## YOUR OBJECTIVE
List all the lines in these records that hold "Graphik".

## RECORDS FOR THIS TASK
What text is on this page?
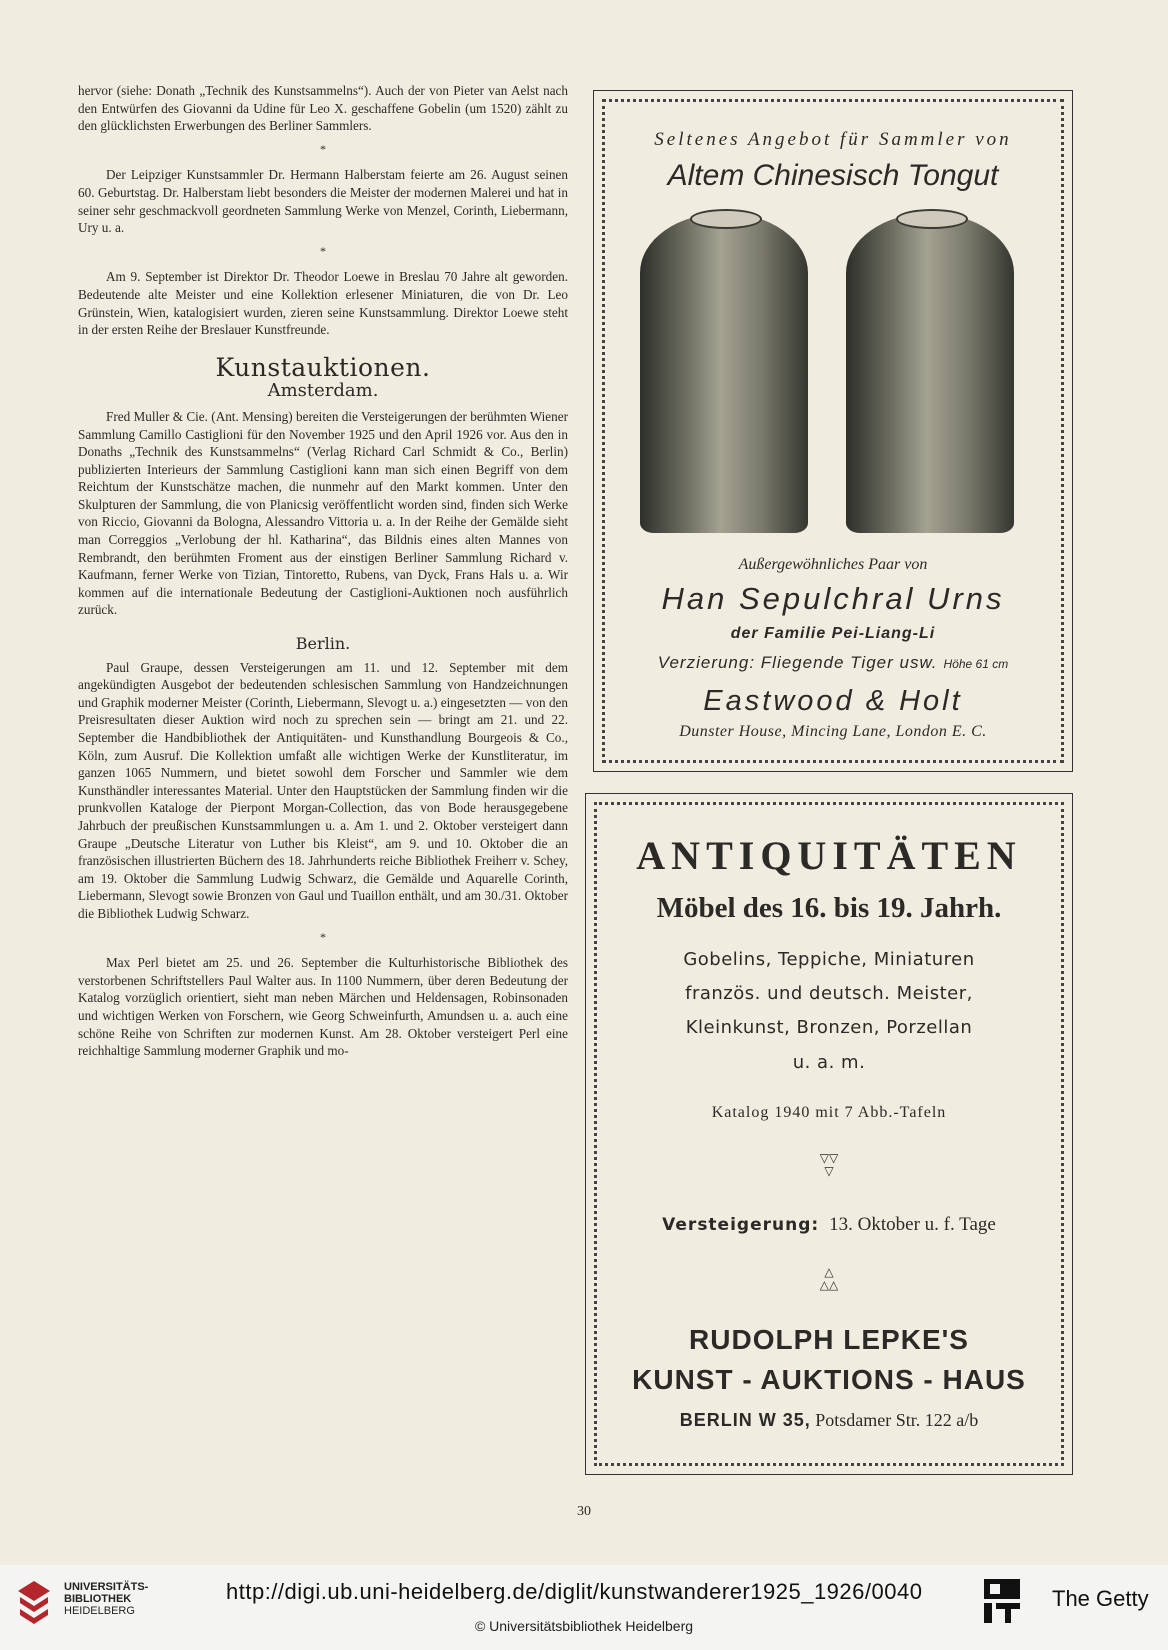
hervor (siehe: Donath „Technik des Kunstsammelns“). Auch der von Pieter van Aelst nach den Entwürfen des Giovanni da Udine für Leo X. geschaffene Gobelin (um 1520) zählt zu den glücklichsten Erwerbungen des Berliner Sammlers.

*

Der Leipziger Kunstsammler Dr. Hermann Halberstam feierte am 26. August seinen 60. Geburtstag. Dr. Halberstam liebt besonders die Meister der modernen Malerei und hat in seiner sehr geschmackvoll geordneten Sammlung Werke von Menzel, Corinth, Liebermann, Ury u. a.

*

Am 9. September ist Direktor Dr. Theodor Loewe in Breslau 70 Jahre alt geworden. Bedeutende alte Meister und eine Kollektion erlesener Miniaturen, die von Dr. Leo Grünstein, Wien, katalogisiert wurden, zieren seine Kunstsammlung. Direktor Loewe steht in der ersten Reihe der Breslauer Kunstfreunde.

Kunstauktionen.
Amsterdam.

Fred Muller & Cie. (Ant. Mensing) bereiten die Versteigerungen der berühmten Wiener Sammlung Camillo Castiglioni für den November 1925 und den April 1926 vor. Aus den in Donaths „Technik des Kunstsammelns“ (Verlag Richard Carl Schmidt & Co., Berlin) publizierten Interieurs der Sammlung Castiglioni kann man sich einen Begriff von dem Reichtum der Kunstschätze machen, die nunmehr auf den Markt kommen. Unter den Skulpturen der Sammlung, die von Planicsig veröffentlicht worden sind, finden sich Werke von Riccio, Giovanni da Bologna, Alessandro Vittoria u. a. In der Reihe der Gemälde sieht man Correggios „Verlobung der hl. Katharina“, das Bildnis eines alten Mannes von Rembrandt, den berühmten Froment aus der einstigen Berliner Sammlung Richard v. Kaufmann, ferner Werke von Tizian, Tintoretto, Rubens, van Dyck, Frans Hals u. a. Wir kommen auf die internationale Bedeutung der Castiglioni-Auktionen noch ausführlich zurück.

Berlin.

Paul Graupe, dessen Versteigerungen am 11. und 12. September mit dem angekündigten Ausgebot der bedeutenden schlesischen Sammlung von Handzeichnungen und Graphik moderner Meister (Corinth, Liebermann, Slevogt u. a.) eingesetzten — von den Preisresultaten dieser Auktion wird noch zu sprechen sein — bringt am 21. und 22. September die Handbibliothek der Antiquitäten- und Kunsthandlung Bourgeois & Co., Köln, zum Ausruf. Die Kollektion umfaßt alle wichtigen Werke der Kunstliteratur, im ganzen 1065 Nummern, und bietet sowohl dem Forscher und Sammler wie dem Kunsthändler interessantes Material. Unter den Hauptstücken der Sammlung finden wir die prunkvollen Kataloge der Pierpont Morgan-Collection, das von Bode herausgegebene Jahrbuch der preußischen Kunstsammlungen u. a. Am 1. und 2. Oktober versteigert dann Graupe „Deutsche Literatur von Luther bis Kleist“, am 9. und 10. Oktober die an französischen illustrierten Büchern des 18. Jahrhunderts reiche Bibliothek Freiherr v. Schey, am 19. Oktober die Sammlung Ludwig Schwarz, die Gemälde und Aquarelle Corinth, Liebermann, Slevogt sowie Bronzen von Gaul und Tuaillon enthält, und am 30./31. Oktober die Bibliothek Ludwig Schwarz.

*

Max Perl bietet am 25. und 26. September die Kulturhistorische Bibliothek des verstorbenen Schriftstellers Paul Walter aus. In 1100 Nummern, über deren Bedeutung der Katalog vorzüglich orientiert, sieht man neben Märchen und Heldensagen, Robinsonaden und wichtigen Werken von Forschern, wie Georg Schweinfurth, Amundsen u. a. auch eine schöne Reihe von Schriften zur modernen Kunst. Am 28. Oktober versteigert Perl eine reichhaltige Sammlung moderner Graphik und mo-

Seltenes Angebot für Sammler von
Altem Chinesisch Tongut
Außergewöhnliches Paar von
Han Sepulchral Urns
der Familie Pei-Liang-Li
Verzierung: Fliegende Tiger usw. Höhe 61 cm
Eastwood & Holt
Dunster House, Mincing Lane, London E. C.
ANTIQUITÄTEN
Möbel des 16. bis 19. Jahrh.
Gobelins, Teppiche, Miniaturen
französ. und deutsch. Meister,
Kleinkunst, Bronzen, Porzellan
u. a. m.
Katalog 1940 mit 7 Abb.-Tafeln
▽▽
▽
Versteigerung: 13. Oktober u. f. Tage
△
△△
RUDOLPH LEPKE'S
KUNST - AUKTIONS - HAUS
BERLIN W 35, Potsdamer Str. 122 a/b
30
UNIVERSITÄTS-
BIBLIOTHEK
HEIDELBERG
http://digi.ub.uni-heidelberg.de/diglit/kunstwanderer1925_1926/0040
© Universitätsbibliothek Heidelberg
The Getty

## EXERCISE OUTPUT
Paul Graupe, dessen Versteigerungen am 11. und 12. September mit dem angekündigten Ausgebot der bedeutenden schlesischen Sammlung von Handzeichnungen und Graphik moderner Meister (Corinth, Liebermann, Slevogt u. a.) eingesetzten — von den Preisresultaten dieser Auktion wird noch zu sprechen sein — bringt am 21. und 22. September die Handbibliothek der Antiquitäten- und Kunsthandlung Bourgeois & Co., Köln, zum Ausruf. Die Kollektion umfaßt alle wichtigen Werke der Kunstliteratur, im ganzen 1065 Nummern, und bietet sowohl dem Forscher und Sammler wie dem Kunsthändler interessantes Material. Unter den Hauptstücken der Sammlung finden wir die prunkvollen Kataloge der Pierpont Morgan-Collection, das von Bode herausgegebene Jahrbuch der preußischen Kunstsammlungen u. a. Am 1. und 2. Oktober versteigert dann Graupe „Deutsche Literatur von Luther bis Kleist“, am 9. und 10. Oktober die an französischen illustrierten Büchern des 18. Jahrhunderts reiche Bibliothek Freiherr v. Schey, am 19. Oktober die Sammlung Ludwig Schwarz, die Gemälde und Aquarelle Corinth, Liebermann, Slevogt sowie Bronzen von Gaul und Tuaillon enthält, und am 30./31. Oktober die Bibliothek Ludwig Schwarz.
Max Perl bietet am 25. und 26. September die Kulturhistorische Bibliothek des verstorbenen Schriftstellers Paul Walter aus. In 1100 Nummern, über deren Bedeutung der Katalog vorzüglich orientiert, sieht man neben Märchen und Heldensagen, Robinsonaden und wichtigen Werken von Forschern, wie Georg Schweinfurth, Amundsen u. a. auch eine schöne Reihe von Schriften zur modernen Kunst. Am 28. Oktober versteigert Perl eine reichhaltige Sammlung moderner Graphik und mo-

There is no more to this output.